- _WORK REQUIRED_
Extend the passage on the detector's reproducibility verification, picking up right after its final sentence.

- _PAGE EXCERPT_

3.5. Reproducibility Verification

Considering the interference of accidental factors, we verified the repeatability of the detector test results. From Figure 10, intuitively, we can see that after 10 consecutive tests, the response value of 10 nM potassium chloride solution fluctuates around the voltage line of 137.5 mV at each gradient point. The sensor is accompanied by common electronic noise. The effect of noise on DISODCD is weak, but there is a low baseline drift, which makes the whole baseline fluctuate around the voltage line of 136.5 mV. The difference in shape, width, and peak point across the response is small, which shows that the detector has good reproducibility and can be used as a general purpose sensor. In the measurement process, we have to ensure that the repeated tests are carried out in the same environment and the experiments are under optimal conditions. In addition, it is worth noting that when verifying low concentration solution, the fresh solution is selected to avoid air entering the liquid to interfere with real results.

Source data
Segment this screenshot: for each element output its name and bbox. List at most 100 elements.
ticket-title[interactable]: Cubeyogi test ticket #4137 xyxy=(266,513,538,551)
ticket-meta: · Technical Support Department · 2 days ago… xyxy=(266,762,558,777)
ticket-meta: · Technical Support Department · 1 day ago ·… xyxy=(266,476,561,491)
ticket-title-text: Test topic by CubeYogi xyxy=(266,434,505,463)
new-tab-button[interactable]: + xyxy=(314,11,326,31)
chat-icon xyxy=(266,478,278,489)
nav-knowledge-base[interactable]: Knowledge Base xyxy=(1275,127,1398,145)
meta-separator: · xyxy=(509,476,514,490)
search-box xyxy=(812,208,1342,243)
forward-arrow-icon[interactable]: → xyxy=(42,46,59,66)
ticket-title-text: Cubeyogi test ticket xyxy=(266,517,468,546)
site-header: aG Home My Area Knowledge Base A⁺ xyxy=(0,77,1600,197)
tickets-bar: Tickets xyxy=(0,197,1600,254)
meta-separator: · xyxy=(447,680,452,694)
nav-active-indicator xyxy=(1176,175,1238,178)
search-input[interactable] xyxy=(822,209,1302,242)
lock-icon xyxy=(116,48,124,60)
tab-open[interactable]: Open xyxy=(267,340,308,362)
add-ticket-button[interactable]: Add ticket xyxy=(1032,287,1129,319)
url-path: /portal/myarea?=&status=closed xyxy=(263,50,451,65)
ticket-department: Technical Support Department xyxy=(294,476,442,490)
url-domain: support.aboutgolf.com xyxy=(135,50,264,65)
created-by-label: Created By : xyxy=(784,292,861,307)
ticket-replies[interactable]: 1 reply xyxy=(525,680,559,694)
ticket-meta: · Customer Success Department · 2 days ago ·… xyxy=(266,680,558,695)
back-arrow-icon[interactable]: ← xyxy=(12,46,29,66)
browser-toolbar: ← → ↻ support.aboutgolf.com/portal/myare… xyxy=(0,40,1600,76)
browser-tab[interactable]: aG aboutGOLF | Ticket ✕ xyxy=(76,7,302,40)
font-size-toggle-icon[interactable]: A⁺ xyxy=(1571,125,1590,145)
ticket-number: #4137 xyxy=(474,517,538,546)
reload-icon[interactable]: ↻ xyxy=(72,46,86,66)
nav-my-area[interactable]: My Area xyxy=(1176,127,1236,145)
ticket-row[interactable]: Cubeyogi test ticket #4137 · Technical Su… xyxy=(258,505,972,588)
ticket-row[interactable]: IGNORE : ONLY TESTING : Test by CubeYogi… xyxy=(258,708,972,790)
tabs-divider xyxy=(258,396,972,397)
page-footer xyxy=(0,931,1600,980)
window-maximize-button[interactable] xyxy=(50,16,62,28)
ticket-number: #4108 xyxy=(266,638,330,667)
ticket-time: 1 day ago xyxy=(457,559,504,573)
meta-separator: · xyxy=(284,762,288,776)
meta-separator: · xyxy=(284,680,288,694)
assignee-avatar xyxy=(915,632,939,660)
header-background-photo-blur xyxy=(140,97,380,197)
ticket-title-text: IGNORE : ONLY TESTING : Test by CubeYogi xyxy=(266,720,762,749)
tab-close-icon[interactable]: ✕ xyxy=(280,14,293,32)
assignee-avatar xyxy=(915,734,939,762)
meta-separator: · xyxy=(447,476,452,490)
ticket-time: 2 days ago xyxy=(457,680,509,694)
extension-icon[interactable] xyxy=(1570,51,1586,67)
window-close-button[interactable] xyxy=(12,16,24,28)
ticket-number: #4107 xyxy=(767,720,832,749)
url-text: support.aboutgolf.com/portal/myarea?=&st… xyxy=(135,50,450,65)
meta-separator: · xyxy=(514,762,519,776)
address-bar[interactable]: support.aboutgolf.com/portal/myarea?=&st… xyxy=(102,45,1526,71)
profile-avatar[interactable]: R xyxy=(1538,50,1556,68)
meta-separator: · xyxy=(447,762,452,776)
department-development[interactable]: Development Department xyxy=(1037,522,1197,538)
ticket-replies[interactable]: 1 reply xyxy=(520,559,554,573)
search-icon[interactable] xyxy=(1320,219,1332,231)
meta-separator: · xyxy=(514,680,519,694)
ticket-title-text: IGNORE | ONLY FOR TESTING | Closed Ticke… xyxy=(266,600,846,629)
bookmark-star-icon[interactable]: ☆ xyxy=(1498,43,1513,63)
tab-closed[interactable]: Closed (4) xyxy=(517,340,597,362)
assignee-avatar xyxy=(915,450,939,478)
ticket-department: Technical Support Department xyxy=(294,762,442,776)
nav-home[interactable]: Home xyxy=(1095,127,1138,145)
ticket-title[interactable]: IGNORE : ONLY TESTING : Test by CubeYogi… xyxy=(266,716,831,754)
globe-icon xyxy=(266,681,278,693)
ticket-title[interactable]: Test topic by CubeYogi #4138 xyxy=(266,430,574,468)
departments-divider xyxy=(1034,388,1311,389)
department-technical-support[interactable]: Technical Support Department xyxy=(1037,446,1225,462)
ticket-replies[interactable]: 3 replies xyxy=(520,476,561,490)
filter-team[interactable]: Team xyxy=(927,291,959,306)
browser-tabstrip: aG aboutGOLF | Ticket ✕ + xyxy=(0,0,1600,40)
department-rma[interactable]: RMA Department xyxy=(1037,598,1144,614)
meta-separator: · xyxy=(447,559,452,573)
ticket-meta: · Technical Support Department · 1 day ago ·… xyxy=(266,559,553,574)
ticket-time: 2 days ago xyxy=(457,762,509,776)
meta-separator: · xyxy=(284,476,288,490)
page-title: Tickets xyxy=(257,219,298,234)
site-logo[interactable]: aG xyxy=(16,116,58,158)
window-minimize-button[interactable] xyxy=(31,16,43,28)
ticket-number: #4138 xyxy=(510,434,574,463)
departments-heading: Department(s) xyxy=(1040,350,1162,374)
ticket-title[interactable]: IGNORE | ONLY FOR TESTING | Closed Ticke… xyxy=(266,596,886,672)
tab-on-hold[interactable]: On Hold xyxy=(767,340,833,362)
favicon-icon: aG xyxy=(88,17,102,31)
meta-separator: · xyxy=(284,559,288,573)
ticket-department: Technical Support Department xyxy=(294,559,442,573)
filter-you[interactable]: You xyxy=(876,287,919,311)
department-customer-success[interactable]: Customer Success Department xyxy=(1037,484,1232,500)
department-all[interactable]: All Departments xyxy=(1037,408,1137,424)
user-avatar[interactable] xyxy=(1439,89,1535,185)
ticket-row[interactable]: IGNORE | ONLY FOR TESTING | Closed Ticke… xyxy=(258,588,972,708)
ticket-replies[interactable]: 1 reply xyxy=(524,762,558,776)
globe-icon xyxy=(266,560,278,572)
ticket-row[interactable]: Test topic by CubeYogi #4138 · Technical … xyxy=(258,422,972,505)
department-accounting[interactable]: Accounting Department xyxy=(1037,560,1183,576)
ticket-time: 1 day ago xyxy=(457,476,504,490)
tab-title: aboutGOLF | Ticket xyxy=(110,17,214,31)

- _RESPONSE TO THIS EXERCISE_
4. Conclusions

In this work, a new type of conductance detection sensor, DISODCD, is constructed. On the basis of improved sensitivity and resolution, the parallel circuit cancels part of the adverse capacitance reactance introduced by electrode polarization and reduces the effect of the impedance caused by the coupling wall capacitance on the measured solution resistance. The detection range is 0.01 μM to 10 mM in actual testing, and the LOD is 1 nM. The ratio of the response of 10 μM KCl solution to ultrapure water tested by the sensor is 1.27, which is better than DCD and DIC⁴D. The experimental results also show that the impurity contamination has little effect on the sensor. This work provides a new idea for improving the performance of conductivity measurement of the sensor and a feasible solution for conductivity measurement of organic and inorganic ions.